_EXERCISE GOAL:_
Would you set down every entry shown below, precisely as written?

-- Begin --

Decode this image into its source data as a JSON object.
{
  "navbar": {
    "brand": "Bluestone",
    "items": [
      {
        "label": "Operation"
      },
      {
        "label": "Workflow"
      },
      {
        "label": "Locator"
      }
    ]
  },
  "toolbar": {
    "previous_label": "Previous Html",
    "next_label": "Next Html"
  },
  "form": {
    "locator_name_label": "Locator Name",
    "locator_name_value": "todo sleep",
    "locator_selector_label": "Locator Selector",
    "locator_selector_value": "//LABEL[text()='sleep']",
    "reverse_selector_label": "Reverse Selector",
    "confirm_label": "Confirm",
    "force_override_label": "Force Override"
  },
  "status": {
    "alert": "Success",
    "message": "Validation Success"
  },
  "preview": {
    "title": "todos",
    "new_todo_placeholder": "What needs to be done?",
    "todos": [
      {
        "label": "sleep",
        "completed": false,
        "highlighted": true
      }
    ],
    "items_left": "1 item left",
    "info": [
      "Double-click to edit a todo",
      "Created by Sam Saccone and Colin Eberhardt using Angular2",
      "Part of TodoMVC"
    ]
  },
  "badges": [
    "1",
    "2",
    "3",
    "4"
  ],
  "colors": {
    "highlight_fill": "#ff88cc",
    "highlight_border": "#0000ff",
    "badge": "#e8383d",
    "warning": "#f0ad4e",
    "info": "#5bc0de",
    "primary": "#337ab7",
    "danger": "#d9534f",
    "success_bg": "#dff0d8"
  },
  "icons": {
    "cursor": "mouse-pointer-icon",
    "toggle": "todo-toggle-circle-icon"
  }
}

-- End --

_EXPECTED ANSWER:_
Decode this image into its source data as a JSON object.
{
  "navbar": {
    "brand": "Bluestone",
    "items": [
      {
        "label": "Operation"
      },
      {
        "label": "Workflow"
      },
      {
        "label": "Locator"
      }
    ]
  },
  "toolbar": {
    "previous_label": "Previous Html",
    "next_label": "Next Html"
  },
  "form": {
    "locator_name_label": "Locator Name",
    "locator_name_value": "todo sleep",
    "locator_selector_label": "Locator Selector",
    "locator_selector_value": "//LABEL[text()='sleep']",
    "reverse_selector_label": "Reverse Selector",
    "confirm_label": "Confirm",
    "force_override_label": "Force Override"
  },
  "status": {
    "alert": "Success",
    "message": "Validation Success"
  },
  "preview": {
    "title": "todos",
    "new_todo_placeholder": "What needs to be done?",
    "todos": [
      {
        "label": "sleep",
        "completed": false,
        "highlighted": true
      }
    ],
    "items_left": "1 item left",
    "info": [
      "Double-click to edit a todo",
      "Created by Sam Saccone and Colin Eberhardt using Angular2",
      "Part of TodoMVC"
    ]
  },
  "badges": [
    "1",
    "2",
    "3",
    "4"
  ],
  "colors": {
    "highlight_fill": "#ff88cc",
    "highlight_border": "#0000ff",
    "badge": "#e8383d",
    "warning": "#f0ad4e",
    "info": "#5bc0de",
    "primary": "#337ab7",
    "danger": "#d9534f",
    "success_bg": "#dff0d8"
  },
  "icons": {
    "cursor": "mouse-pointer-icon",
    "toggle": "todo-toggle-circle-icon"
  }
}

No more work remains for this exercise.